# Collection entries
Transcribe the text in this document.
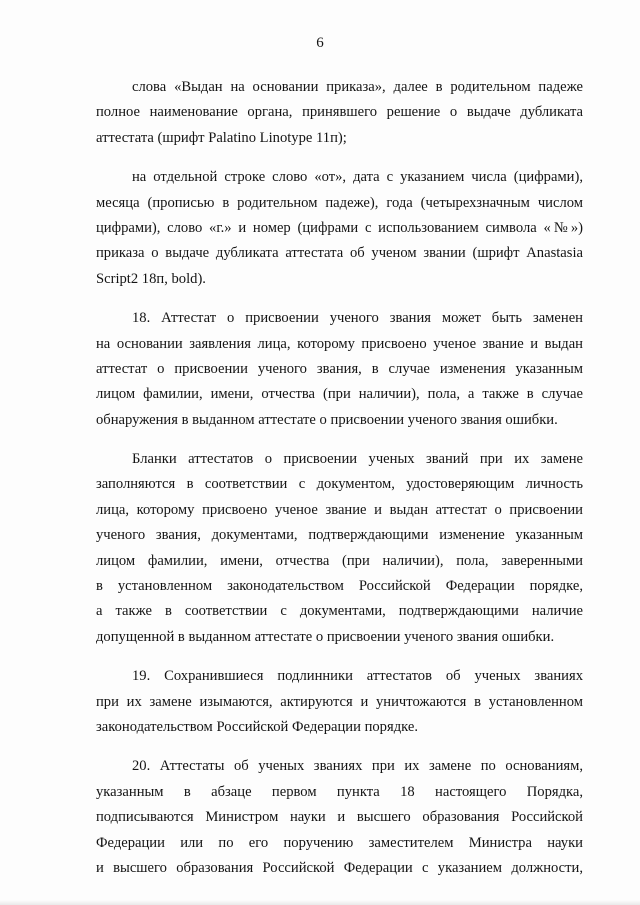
6

слова «Выдан на основании приказа», далее в родительном падеже
полное наименование органа, принявшего решение о выдаче дубликата
аттестата (шрифт Palatino Linotype 11п);

на отдельной строке слово «от», дата с указанием числа (цифрами),
месяца (прописью в родительном падеже), года (четырехзначным числом
цифрами), слово «г.» и номер (цифрами с использованием символа «№»)
приказа о выдаче дубликата аттестата об ученом звании (шрифт Anastasia
Script2 18п, bold).

18. Аттестат о присвоении ученого звания может быть заменен
на основании заявления лица, которому присвоено ученое звание и выдан
аттестат о присвоении ученого звания, в случае изменения указанным
лицом фамилии, имени, отчества (при наличии), пола, а также в случае
обнаружения в выданном аттестате о присвоении ученого звания ошибки.

Бланки аттестатов о присвоении ученых званий при их замене
заполняются в соответствии с документом, удостоверяющим личность
лица, которому присвоено ученое звание и выдан аттестат о присвоении
ученого звания, документами, подтверждающими изменение указанным
лицом фамилии, имени, отчества (при наличии), пола, заверенными
в установленном законодательством Российской Федерации порядке,
а также в соответствии с документами, подтверждающими наличие
допущенной в выданном аттестате о присвоении ученого звания ошибки.

19. Сохранившиеся подлинники аттестатов об ученых званиях
при их замене изымаются, актируются и уничтожаются в установленном
законодательством Российской Федерации порядке.

20. Аттестаты об ученых званиях при их замене по основаниям,
указанным в абзаце первом пункта 18 настоящего Порядка,
подписываются Министром науки и высшего образования Российской
Федерации или по его поручению заместителем Министра науки
и высшего образования Российской Федерации с указанием должности,
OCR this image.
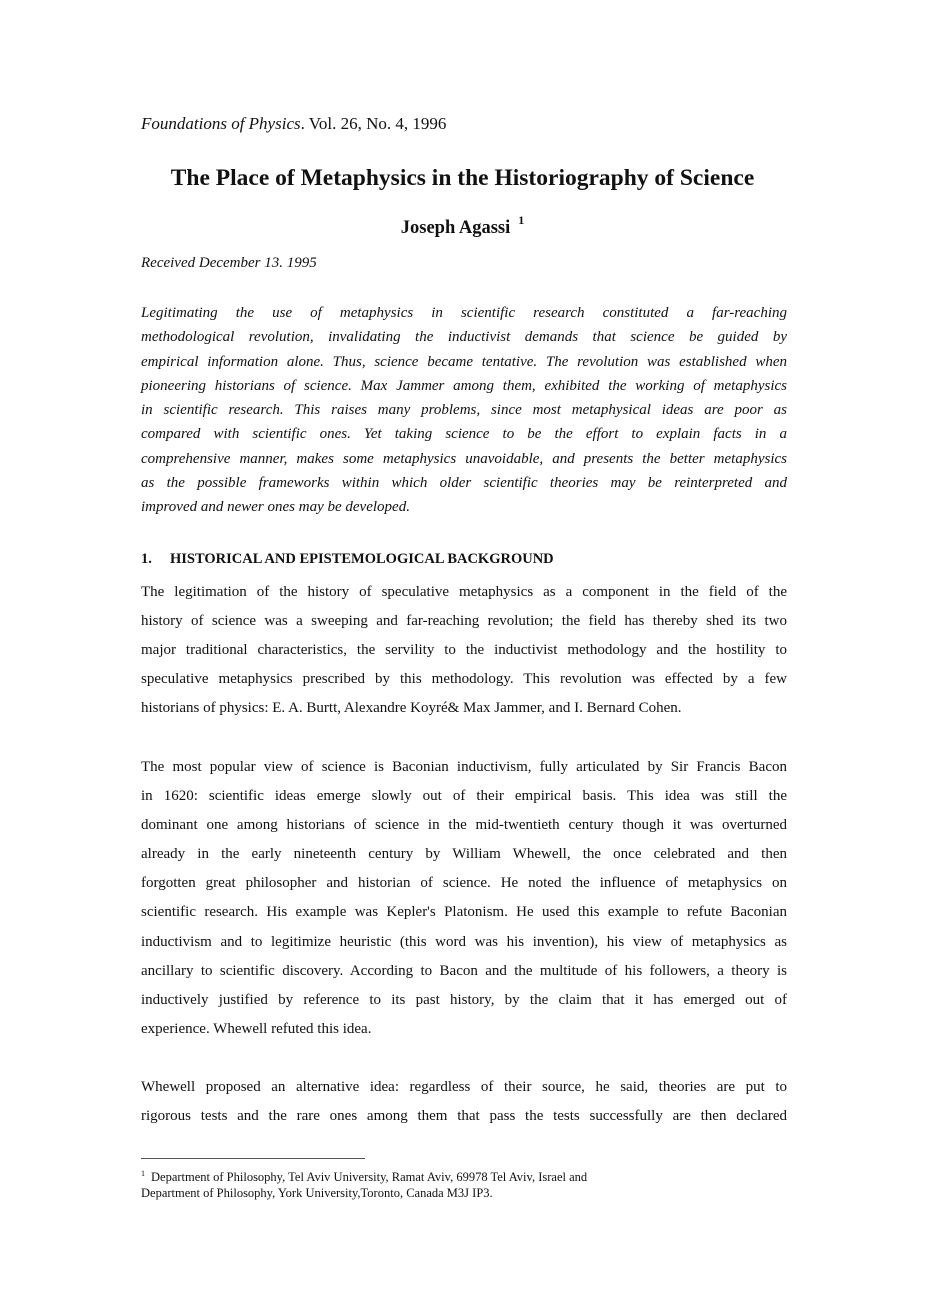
Foundations of Physics. Vol. 26, No. 4, 1996
The Place of Metaphysics in the Historiography of Science
Joseph Agassi $^1$
Received December 13. 1995
Legitimating the use of metaphysics in scientific research constituted a far-reaching
methodological revolution, invalidating the inductivist demands that science be guided by
empirical information alone. Thus, science became tentative. The revolution was established when
pioneering historians of science. Max Jammer among them, exhibited the working of metaphysics
in scientific research. This raises many problems, since most metaphysical ideas are poor as
compared with scientific ones. Yet taking science to be the effort to explain facts in a
comprehensive manner, makes some metaphysics unavoidable, and presents the better metaphysics
as the possible frameworks within which older scientific theories may be reinterpreted and
improved and newer ones may be developed.
1. HISTORICAL AND EPISTEMOLOGICAL BACKGROUND
The legitimation of the history of speculative metaphysics as a component in the field of the
history of science was a sweeping and far-reaching revolution; the field has thereby shed its two
major traditional characteristics, the servility to the inductivist methodology and the hostility to
speculative metaphysics prescribed by this methodology. This revolution was effected by a few
historians of physics: E. A. Burtt, Alexandre Koyré& Max Jammer, and I. Bernard Cohen.
The most popular view of science is Baconian inductivism, fully articulated by Sir Francis Bacon
in 1620: scientific ideas emerge slowly out of their empirical basis. This idea was still the
dominant one among historians of science in the mid-twentieth century though it was overturned
already in the early nineteenth century by William Whewell, the once celebrated and then
forgotten great philosopher and historian of science. He noted the influence of metaphysics on
scientific research. His example was Kepler's Platonism. He used this example to refute Baconian
inductivism and to legitimize heuristic (this word was his invention), his view of metaphysics as
ancillary to scientific discovery. According to Bacon and the multitude of his followers, a theory is
inductively justified by reference to its past history, by the claim that it has emerged out of
experience. Whewell refuted this idea.
Whewell proposed an alternative idea: regardless of their source, he said, theories are put to
rigorous tests and the rare ones among them that pass the tests successfully are then declared
$^1$ Department of Philosophy, Tel Aviv University, Ramat Aviv, 69978 Tel Aviv, Israel and
Department of Philosophy, York University,Toronto, Canada M3J IP3.
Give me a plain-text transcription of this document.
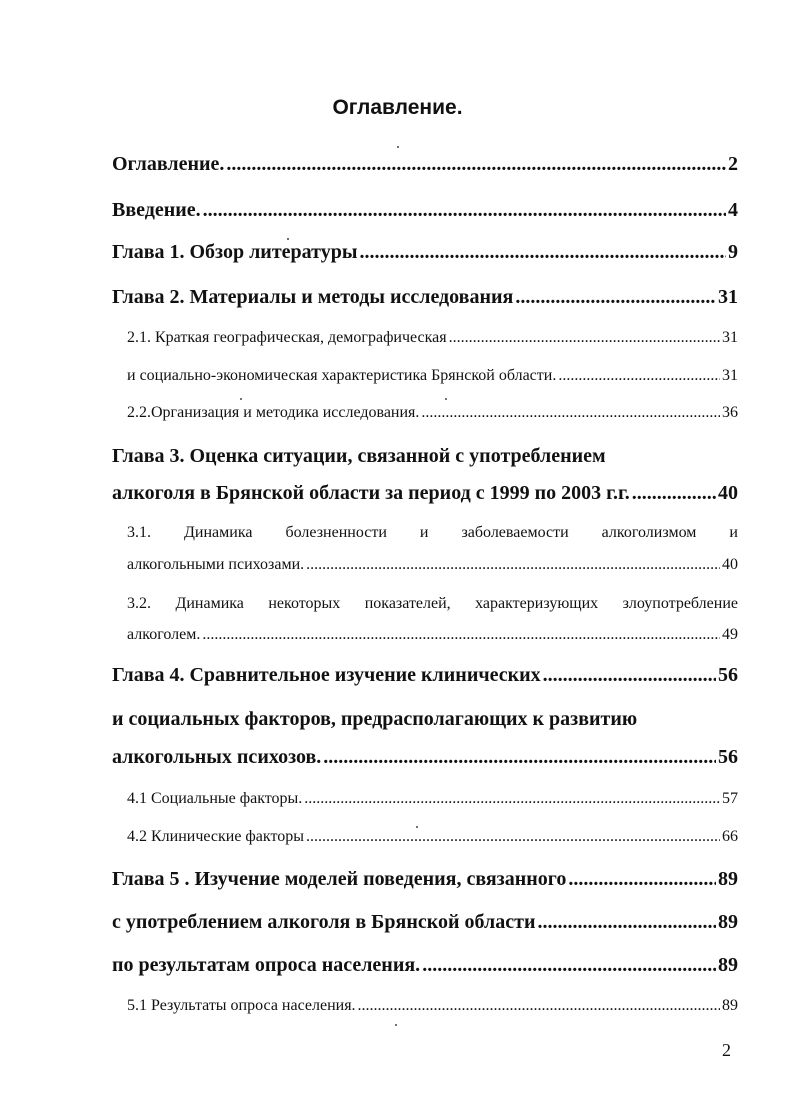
Оглавление.
Оглавление. .....	2
Введение. .....	4
Глава 1. Обзор литературы .....	9
Глава 2. Материалы и методы исследования .....	31
2.1. Краткая географическая, демографическая .....	31
и социально-экономическая характеристика Брянской области. .....	31
2.2.Организация и методика исследования. .....	36
Глава 3. Оценка ситуации, связанной с употреблением
алкоголя в Брянской области за период с 1999 по 2003 г.г. .....	40
3.1. Динамика болезненности и заболеваемости алкоголизмом и
алкогольными психозами. .....	40
3.2. Динамика некоторых показателей, характеризующих злоупотребление
алкоголем. .....	49
Глава 4. Сравнительное изучение клинических .....	56
и социальных факторов, предрасполагающих к развитию
алкогольных психозов. .....	56
4.1 Социальные факторы. .....	57
4.2 Клинические факторы .....	66
Глава 5 . Изучение моделей поведения, связанного .....	89
с употреблением алкоголя в Брянской области .....	89
по результатам опроса населения. .....	89
5.1 Результаты опроса населения. .....	89
2
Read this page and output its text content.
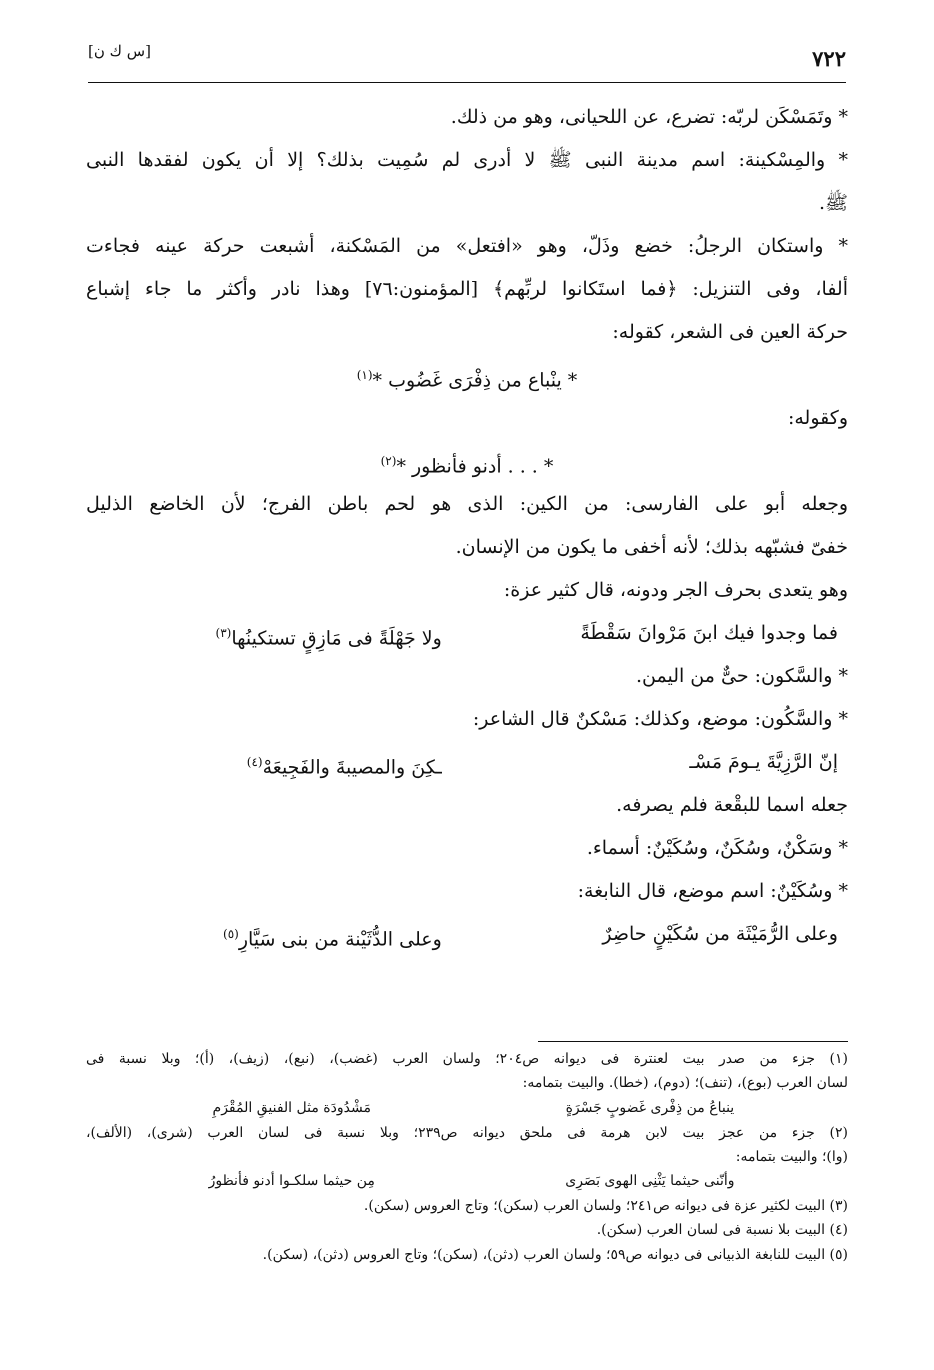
٧٢٢
[س ك ن]
* وتَمَسْكَن لربّه: تضرع، عن اللحيانى، وهو من ذلك.
* والمِسْكينة: اسم مدينة النبى ﷺ لا أدرى لم سُمِيت بذلك؟ إلا أن يكون لفقدها النبى
ﷺ.
* واستكان الرجلُ: خضع وذَلّ، وهو «افتعل» من المَسْكنة، أشبعت حركة عينه فجاءت
ألفا، وفى التنزيل: ﴿فما استَكانوا لربِّهم﴾ [المؤمنون:٧٦] وهذا نادر وأكثر ما جاء إشباع
حركة العين فى الشعر، كقوله:
* ينْباع من ذِفْرَى غَضُوب *$^{(١)}$
وكقوله:
* . . . أدنو فأنظور *$^{(٢)}$
وجعله أبو على الفارسى: من الكين: الذى هو لحم باطن الفرج؛ لأن الخاضع الذليل
خفىّ فشبّهه بذلك؛ لأنه أخفى ما يكون من الإنسان.
وهو يتعدى بحرف الجر ودونه، قال كثير عزة:
فما وجدوا فيك ابنَ مَرْوانَ سَقْطَةً
ولا جَهْلَةً فى مَازِقٍ تستكينُها$^{(٣)}$
* والسَّكون: حىٌّ من اليمن.
* والسَّكُون: موضع، وكذلك: مَسْكنٌ قال الشاعر:
إنّ الرَّزِيَّةَ يـومَ مَسْـ
ـكِنَ والمصيبةَ والفَجِيعَهْ$^{(٤)}$
جعله اسما للبقْعة فلم يصرفه.
* وسَكْنٌ، وسُكَنٌ، وسُكَيْنٌ: أسماء.
* وسُكَيْنٌ: اسم موضع، قال النابغة:
وعلى الرُّمَيْثَة من سُكَيْنٍ حاضِرٌ
وعلى الدُّثَيْنة من بنى سَيَّارِ$^{(٥)}$
(١) جزء من صدر بيت لعنترة فى ديوانه ص٢٠٤؛ ولسان العرب (غضب)، (نبع)، (زيف)، (أ)؛ وبلا نسبة فى
لسان العرب (بوع)، (تنف)؛ (دوم)، (خطا). والبيت بتمامه:
ينباعُ من ذِفْرى غَضوبٍ جَسْرَةٍ
مَشْدُودَة مثل الفنيقِ المُقْرَمِ
(٢) جزء من عجز بيت لابن هرمة فى ملحق ديوانه ص٢٣٩؛ وبلا نسبة فى لسان العرب (شرى)، (الألف)،
(وا)؛ والبيت بتمامه:
وأنّنى حيثما يَثْنِى الهوى بَصَرِى
مِن حيثما سلكـوا أدنو فأنظورُ
(٣) البيت لكثير عزة فى ديوانه ص٢٤١؛ ولسان العرب (سكن)؛ وتاج العروس (سكن).
(٤) البيت بلا نسبة فى لسان العرب (سكن).
(٥) البيت للنابغة الذبيانى فى ديوانه ص٥٩؛ ولسان العرب (دثن)، (سكن)؛ وتاج العروس (دثن)، (سكن).
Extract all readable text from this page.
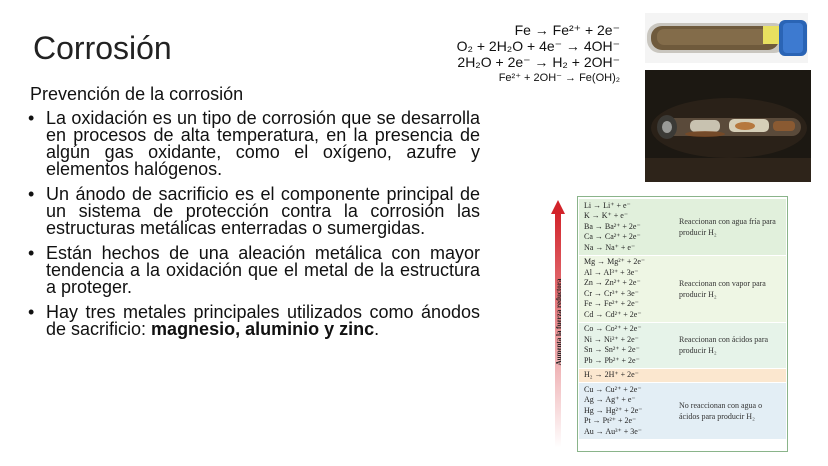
Corrosión
Prevención de la corrosión
• La oxidación es un tipo de corrosión que se desarrolla en procesos de alta temperatura, en la presencia de algún gas oxidante, como el oxígeno, azufre y elementos halógenos.
• Un ánodo de sacrificio es el componente principal de un sistema de protección contra la corrosión las estructuras metálicas enterradas o sumergidas.
• Están hechos de una aleación metálica con mayor tendencia a la oxidación que el metal de la estructura a proteger.
• Hay tres metales principales utilizados como ánodos de sacrificio: magnesio, aluminio y zinc.
Fe → Fe²⁺ + 2e⁻
O₂ + 2H₂O + 4e⁻ → 4OH⁻
2H₂O + 2e⁻ → H₂ + 2OH⁻
Fe²⁺ + 2OH⁻ → Fe(OH)₂
Aumenta la fuerza reductora
Li → Li⁺ + e⁻
K → K⁺ + e⁻
Ba → Ba²⁺ + 2e⁻
Ca → Ca²⁺ + 2e⁻
Na → Na⁺ + e⁻
Reaccionan con agua fría para producir H₂
Mg → Mg²⁺ + 2e⁻
Al → Al³⁺ + 3e⁻
Zn → Zn²⁺ + 2e⁻
Cr → Cr³⁺ + 3e⁻
Fe → Fe²⁺ + 2e⁻
Cd → Cd²⁺ + 2e⁻
Reaccionan con vapor para producir H₂
Co → Co²⁺ + 2e⁻
Ni → Ni²⁺ + 2e⁻
Sn → Sn²⁺ + 2e⁻
Pb → Pb²⁺ + 2e⁻
Reaccionan con ácidos para producir H₂
H₂ → 2H⁺ + 2e⁻
Cu → Cu²⁺ + 2e⁻
Ag → Ag⁺ + e⁻
Hg → Hg²⁺ + 2e⁻
Pt → Pt²⁺ + 2e⁻
Au → Au³⁺ + 3e⁻
No reaccionan con agua o ácidos para producir H₂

# Required work
No pictures belong in the copy; quote exactly the lines from the line containing "Extract all readable text from this page." through the final line of the material, both ends included.

# Response to the task
Extract all readable text from this page.
Corrosión
Prevención de la corrosión
• La oxidación es un tipo de corrosión que se desarrolla en procesos de alta temperatura, en la presencia de algún gas oxidante, como el oxígeno, azufre y elementos halógenos.
• Un ánodo de sacrificio es el componente principal de un sistema de protección contra la corrosión las estructuras metálicas enterradas o sumergidas.
• Están hechos de una aleación metálica con mayor tendencia a la oxidación que el metal de la estructura a proteger.
• Hay tres metales principales utilizados como ánodos de sacrificio: magnesio, aluminio y zinc.
Fe → Fe²⁺ + 2e⁻
O₂ + 2H₂O + 4e⁻ → 4OH⁻
2H₂O + 2e⁻ → H₂ + 2OH⁻
Fe²⁺ + 2OH⁻ → Fe(OH)₂
Aumenta la fuerza reductora
Li → Li⁺ + e⁻
K → K⁺ + e⁻
Ba → Ba²⁺ + 2e⁻
Ca → Ca²⁺ + 2e⁻
Na → Na⁺ + e⁻
Reaccionan con agua fría para producir H₂
Mg → Mg²⁺ + 2e⁻
Al → Al³⁺ + 3e⁻
Zn → Zn²⁺ + 2e⁻
Cr → Cr³⁺ + 3e⁻
Fe → Fe²⁺ + 2e⁻
Cd → Cd²⁺ + 2e⁻
Reaccionan con vapor para producir H₂
Co → Co²⁺ + 2e⁻
Ni → Ni²⁺ + 2e⁻
Sn → Sn²⁺ + 2e⁻
Pb → Pb²⁺ + 2e⁻
Reaccionan con ácidos para producir H₂
H₂ → 2H⁺ + 2e⁻
Cu → Cu²⁺ + 2e⁻
Ag → Ag⁺ + e⁻
Hg → Hg²⁺ + 2e⁻
Pt → Pt²⁺ + 2e⁻
Au → Au³⁺ + 3e⁻
No reaccionan con agua o ácidos para producir H₂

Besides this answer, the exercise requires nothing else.